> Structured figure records
_____
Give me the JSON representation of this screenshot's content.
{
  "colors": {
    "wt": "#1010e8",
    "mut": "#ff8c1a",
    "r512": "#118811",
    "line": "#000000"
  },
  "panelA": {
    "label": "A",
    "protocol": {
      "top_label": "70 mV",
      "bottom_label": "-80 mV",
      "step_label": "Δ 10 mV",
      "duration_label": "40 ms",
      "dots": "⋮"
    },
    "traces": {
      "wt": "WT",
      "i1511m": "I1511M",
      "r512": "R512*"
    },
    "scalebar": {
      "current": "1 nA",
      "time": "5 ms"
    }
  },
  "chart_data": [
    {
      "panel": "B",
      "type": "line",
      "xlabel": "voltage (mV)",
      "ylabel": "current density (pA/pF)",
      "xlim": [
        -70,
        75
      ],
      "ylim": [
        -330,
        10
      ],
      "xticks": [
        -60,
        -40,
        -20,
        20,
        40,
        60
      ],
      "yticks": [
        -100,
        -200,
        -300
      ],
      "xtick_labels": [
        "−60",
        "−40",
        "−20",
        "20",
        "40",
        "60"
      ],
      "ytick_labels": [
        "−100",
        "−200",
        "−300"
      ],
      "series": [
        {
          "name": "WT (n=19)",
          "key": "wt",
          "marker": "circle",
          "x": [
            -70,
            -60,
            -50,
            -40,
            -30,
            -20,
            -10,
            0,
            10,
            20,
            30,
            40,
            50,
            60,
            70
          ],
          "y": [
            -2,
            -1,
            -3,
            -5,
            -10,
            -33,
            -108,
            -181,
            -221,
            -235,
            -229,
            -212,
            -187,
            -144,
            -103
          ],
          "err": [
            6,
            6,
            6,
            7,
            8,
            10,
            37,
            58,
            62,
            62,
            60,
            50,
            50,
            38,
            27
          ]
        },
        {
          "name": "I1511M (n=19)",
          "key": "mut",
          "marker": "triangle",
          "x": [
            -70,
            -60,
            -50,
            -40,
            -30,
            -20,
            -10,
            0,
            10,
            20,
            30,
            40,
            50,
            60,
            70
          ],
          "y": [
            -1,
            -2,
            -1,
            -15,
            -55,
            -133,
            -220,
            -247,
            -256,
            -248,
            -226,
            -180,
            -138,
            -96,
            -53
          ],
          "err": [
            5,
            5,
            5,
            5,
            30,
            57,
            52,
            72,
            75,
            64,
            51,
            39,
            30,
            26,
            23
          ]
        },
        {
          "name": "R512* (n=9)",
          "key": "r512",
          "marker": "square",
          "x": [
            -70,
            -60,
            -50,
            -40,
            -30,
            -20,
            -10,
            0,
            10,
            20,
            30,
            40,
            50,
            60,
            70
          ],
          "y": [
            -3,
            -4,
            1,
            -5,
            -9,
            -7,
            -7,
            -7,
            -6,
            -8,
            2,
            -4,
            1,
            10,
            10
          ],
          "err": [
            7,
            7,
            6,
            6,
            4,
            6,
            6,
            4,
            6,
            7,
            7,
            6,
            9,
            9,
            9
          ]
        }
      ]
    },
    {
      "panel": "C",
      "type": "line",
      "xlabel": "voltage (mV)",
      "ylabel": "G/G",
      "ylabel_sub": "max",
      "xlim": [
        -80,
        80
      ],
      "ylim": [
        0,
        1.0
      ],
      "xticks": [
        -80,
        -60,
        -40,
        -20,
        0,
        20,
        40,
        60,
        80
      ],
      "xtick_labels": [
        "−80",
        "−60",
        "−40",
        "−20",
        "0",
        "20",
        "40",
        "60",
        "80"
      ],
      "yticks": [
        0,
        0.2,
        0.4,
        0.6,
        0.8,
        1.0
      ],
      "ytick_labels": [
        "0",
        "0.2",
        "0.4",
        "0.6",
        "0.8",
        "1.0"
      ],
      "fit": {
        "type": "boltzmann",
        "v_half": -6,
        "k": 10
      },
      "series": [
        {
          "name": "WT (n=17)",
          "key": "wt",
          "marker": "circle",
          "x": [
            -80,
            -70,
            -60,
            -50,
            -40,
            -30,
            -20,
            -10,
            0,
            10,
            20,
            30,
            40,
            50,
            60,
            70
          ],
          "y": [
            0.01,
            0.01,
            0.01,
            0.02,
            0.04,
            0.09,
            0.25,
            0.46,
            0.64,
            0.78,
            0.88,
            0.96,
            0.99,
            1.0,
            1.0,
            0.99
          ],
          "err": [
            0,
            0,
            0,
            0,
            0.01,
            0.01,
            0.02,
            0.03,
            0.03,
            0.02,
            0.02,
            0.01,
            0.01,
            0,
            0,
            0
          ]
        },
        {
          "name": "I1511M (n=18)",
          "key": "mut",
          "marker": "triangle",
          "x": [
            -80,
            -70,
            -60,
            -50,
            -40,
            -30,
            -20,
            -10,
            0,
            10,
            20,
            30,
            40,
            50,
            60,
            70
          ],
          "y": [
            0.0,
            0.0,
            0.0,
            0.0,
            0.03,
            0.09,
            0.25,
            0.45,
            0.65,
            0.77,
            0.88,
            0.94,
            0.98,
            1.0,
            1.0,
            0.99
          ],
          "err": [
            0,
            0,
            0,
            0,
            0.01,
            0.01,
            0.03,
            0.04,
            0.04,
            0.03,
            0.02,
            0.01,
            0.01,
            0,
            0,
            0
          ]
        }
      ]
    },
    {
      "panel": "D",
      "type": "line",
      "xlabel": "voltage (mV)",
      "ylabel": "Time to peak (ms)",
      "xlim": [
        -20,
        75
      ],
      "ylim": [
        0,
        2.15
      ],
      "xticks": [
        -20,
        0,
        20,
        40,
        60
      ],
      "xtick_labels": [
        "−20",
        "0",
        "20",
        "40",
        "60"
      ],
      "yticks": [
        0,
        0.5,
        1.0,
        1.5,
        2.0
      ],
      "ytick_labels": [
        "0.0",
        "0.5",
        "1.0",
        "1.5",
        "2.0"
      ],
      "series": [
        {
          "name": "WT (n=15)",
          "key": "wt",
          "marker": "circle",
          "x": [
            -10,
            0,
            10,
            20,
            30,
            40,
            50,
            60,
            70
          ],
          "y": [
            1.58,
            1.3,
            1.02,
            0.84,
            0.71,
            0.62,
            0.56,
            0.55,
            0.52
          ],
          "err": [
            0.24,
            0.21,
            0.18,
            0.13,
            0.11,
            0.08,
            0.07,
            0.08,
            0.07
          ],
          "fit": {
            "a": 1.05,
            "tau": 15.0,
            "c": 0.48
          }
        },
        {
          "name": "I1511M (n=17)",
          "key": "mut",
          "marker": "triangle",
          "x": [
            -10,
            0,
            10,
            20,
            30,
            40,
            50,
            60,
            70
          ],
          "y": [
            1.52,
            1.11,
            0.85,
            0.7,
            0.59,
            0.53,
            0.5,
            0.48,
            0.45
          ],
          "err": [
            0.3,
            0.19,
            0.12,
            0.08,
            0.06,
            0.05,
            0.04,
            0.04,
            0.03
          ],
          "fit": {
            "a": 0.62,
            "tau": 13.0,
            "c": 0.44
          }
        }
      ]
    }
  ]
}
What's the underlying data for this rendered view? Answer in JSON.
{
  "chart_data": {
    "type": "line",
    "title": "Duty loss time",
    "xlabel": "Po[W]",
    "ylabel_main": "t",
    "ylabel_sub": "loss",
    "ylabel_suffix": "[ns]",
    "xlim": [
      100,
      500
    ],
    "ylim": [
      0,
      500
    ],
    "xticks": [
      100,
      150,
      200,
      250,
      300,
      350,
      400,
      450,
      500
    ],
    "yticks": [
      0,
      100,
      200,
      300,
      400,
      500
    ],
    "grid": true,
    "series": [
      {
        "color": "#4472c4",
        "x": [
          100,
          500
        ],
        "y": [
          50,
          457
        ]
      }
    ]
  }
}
_____
> WHAT IS NEEDED
State the number of lines in the preceding entries that include the word "this". Provide nothing else.

> ANSWER BELOW
2